***** Extracted records *****

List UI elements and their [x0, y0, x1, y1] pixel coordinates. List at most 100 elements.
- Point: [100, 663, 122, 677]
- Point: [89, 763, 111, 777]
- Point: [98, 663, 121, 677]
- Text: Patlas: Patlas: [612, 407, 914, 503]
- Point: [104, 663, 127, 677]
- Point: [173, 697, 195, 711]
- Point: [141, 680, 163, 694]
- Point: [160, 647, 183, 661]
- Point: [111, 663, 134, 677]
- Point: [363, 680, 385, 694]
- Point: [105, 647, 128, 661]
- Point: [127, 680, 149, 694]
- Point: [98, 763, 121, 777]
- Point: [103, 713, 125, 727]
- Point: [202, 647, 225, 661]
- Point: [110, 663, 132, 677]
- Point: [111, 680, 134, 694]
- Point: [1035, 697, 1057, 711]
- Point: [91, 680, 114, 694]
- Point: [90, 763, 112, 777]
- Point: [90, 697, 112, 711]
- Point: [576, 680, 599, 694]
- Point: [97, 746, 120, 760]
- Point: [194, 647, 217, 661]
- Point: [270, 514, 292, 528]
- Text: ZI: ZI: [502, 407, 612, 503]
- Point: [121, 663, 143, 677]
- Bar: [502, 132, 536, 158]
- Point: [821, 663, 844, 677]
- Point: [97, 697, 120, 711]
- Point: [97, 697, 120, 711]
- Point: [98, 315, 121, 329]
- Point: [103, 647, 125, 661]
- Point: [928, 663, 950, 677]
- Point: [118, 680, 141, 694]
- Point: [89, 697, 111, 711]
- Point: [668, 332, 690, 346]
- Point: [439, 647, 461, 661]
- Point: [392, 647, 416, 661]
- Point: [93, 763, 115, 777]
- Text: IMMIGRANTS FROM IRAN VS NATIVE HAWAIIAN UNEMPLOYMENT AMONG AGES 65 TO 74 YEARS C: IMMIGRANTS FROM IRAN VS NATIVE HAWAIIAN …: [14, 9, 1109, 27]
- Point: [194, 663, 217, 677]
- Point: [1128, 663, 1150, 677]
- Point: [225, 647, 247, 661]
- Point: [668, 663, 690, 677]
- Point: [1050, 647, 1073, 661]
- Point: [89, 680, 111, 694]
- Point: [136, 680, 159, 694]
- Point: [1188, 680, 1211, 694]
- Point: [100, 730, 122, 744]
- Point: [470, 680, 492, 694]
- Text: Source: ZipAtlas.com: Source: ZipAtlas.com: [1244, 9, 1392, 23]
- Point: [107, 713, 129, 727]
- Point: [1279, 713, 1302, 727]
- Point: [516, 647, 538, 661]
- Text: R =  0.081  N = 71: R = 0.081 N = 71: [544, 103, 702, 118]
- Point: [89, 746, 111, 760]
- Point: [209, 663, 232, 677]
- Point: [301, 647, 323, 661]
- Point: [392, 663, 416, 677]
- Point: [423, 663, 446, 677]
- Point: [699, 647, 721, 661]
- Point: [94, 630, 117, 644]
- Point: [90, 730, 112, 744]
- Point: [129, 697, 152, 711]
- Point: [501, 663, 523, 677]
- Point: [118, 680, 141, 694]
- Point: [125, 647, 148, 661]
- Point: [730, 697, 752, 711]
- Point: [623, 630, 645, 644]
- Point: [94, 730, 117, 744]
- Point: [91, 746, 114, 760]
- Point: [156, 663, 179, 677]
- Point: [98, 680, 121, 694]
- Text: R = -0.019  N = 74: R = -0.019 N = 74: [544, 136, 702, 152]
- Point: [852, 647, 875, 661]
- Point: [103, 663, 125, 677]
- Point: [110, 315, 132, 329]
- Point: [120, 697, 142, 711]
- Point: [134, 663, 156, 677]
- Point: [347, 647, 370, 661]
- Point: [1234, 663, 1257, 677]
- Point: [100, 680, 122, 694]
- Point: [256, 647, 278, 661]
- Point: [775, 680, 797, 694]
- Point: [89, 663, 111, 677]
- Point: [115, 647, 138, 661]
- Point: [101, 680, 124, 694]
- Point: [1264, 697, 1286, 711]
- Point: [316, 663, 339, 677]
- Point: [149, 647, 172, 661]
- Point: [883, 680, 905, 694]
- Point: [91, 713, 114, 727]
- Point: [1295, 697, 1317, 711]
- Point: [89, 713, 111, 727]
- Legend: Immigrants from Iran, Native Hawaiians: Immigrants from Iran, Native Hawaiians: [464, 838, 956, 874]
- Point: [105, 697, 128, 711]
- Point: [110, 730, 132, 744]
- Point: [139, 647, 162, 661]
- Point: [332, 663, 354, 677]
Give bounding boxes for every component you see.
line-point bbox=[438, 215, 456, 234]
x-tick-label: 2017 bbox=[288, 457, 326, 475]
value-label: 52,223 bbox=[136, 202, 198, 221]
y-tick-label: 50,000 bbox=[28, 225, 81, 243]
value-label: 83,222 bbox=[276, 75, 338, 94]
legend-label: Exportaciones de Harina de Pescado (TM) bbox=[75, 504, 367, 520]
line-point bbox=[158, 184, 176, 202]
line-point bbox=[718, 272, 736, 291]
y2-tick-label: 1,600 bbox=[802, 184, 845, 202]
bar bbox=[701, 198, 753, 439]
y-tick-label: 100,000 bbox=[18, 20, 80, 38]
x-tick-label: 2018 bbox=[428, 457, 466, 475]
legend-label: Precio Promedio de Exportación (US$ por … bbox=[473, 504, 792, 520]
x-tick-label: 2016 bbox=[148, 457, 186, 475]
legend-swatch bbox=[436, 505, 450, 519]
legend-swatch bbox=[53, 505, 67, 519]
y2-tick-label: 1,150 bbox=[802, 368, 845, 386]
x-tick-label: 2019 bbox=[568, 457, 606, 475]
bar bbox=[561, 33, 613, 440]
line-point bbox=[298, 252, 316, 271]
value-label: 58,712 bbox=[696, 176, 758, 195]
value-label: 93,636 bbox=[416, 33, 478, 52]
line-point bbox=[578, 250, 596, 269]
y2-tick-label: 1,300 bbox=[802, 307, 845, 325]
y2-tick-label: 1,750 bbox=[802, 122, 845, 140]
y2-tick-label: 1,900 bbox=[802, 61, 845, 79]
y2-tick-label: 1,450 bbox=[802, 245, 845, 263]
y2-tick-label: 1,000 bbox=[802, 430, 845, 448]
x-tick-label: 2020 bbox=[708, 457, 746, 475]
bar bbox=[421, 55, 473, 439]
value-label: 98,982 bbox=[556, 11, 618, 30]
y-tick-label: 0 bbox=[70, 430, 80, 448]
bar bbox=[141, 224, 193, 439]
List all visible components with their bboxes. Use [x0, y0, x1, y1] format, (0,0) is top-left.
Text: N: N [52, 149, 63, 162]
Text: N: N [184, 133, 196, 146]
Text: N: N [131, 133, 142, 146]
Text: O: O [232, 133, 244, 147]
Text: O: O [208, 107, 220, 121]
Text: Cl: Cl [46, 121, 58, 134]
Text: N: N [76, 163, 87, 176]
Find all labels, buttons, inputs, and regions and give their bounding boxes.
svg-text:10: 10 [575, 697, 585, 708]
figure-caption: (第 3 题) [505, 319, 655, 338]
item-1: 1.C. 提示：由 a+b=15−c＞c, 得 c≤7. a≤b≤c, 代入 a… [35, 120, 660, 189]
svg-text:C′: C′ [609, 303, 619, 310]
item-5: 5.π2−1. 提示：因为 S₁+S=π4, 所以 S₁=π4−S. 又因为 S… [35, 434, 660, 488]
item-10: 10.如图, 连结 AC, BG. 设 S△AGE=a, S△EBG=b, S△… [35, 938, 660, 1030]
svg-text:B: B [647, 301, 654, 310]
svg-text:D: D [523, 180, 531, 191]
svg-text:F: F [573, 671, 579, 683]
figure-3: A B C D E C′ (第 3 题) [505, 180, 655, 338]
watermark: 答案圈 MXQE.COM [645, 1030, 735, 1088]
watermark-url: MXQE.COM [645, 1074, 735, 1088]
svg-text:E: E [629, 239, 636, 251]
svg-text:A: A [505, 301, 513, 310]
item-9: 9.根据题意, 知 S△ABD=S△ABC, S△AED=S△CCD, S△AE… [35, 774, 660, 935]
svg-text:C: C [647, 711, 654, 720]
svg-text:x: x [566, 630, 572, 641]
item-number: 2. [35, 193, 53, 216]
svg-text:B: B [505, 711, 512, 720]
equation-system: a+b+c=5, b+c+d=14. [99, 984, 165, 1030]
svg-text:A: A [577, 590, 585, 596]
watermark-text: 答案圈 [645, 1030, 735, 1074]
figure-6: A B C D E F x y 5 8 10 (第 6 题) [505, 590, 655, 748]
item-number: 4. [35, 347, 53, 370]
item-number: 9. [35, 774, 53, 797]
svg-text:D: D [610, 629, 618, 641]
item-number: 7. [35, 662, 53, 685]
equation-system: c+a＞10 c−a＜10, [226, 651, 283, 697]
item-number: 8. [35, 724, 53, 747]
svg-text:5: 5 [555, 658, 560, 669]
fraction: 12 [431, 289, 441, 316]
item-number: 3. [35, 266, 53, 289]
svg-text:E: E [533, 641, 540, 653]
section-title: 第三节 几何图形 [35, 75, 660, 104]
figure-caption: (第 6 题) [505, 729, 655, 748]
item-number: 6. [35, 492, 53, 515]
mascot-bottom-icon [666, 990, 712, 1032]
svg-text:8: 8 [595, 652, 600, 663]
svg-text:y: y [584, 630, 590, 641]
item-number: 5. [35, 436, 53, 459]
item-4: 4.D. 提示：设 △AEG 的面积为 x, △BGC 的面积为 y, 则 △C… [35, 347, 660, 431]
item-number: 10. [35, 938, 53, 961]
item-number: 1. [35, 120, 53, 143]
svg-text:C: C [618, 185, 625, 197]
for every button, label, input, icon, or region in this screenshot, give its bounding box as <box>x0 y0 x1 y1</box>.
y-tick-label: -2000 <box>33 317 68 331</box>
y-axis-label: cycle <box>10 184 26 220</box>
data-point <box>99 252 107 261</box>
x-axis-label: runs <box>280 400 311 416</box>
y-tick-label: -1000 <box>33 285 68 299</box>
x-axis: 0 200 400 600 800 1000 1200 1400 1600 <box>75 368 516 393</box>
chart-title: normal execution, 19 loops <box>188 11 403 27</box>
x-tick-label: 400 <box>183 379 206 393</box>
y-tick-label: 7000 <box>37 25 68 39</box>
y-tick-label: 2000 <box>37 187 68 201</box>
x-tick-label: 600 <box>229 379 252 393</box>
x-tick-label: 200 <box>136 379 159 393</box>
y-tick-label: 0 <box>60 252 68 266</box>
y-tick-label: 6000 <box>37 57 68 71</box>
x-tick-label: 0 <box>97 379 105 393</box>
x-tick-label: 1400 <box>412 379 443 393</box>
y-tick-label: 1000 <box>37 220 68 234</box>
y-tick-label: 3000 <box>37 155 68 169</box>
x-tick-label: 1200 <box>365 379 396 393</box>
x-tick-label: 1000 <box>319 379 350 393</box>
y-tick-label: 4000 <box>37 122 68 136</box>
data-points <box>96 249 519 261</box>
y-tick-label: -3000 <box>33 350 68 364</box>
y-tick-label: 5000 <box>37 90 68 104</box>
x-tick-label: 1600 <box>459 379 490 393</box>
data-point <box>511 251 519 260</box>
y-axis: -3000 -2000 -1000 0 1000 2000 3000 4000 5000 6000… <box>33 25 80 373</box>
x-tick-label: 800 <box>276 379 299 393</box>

*****

:: Work to do ::
Please write out the stretch of lines from the very first one through the line containing "- Text: Patlas: Patlas: [612, 407, 914, 503]", including that line, with no changes.

:: Task solution ::
List UI elements and their [x0, y0, x1, y1] pixel coordinates. List at most 100 elements.
- Point: [100, 663, 122, 677]
- Point: [89, 763, 111, 777]
- Point: [98, 663, 121, 677]
- Text: Patlas: Patlas: [612, 407, 914, 503]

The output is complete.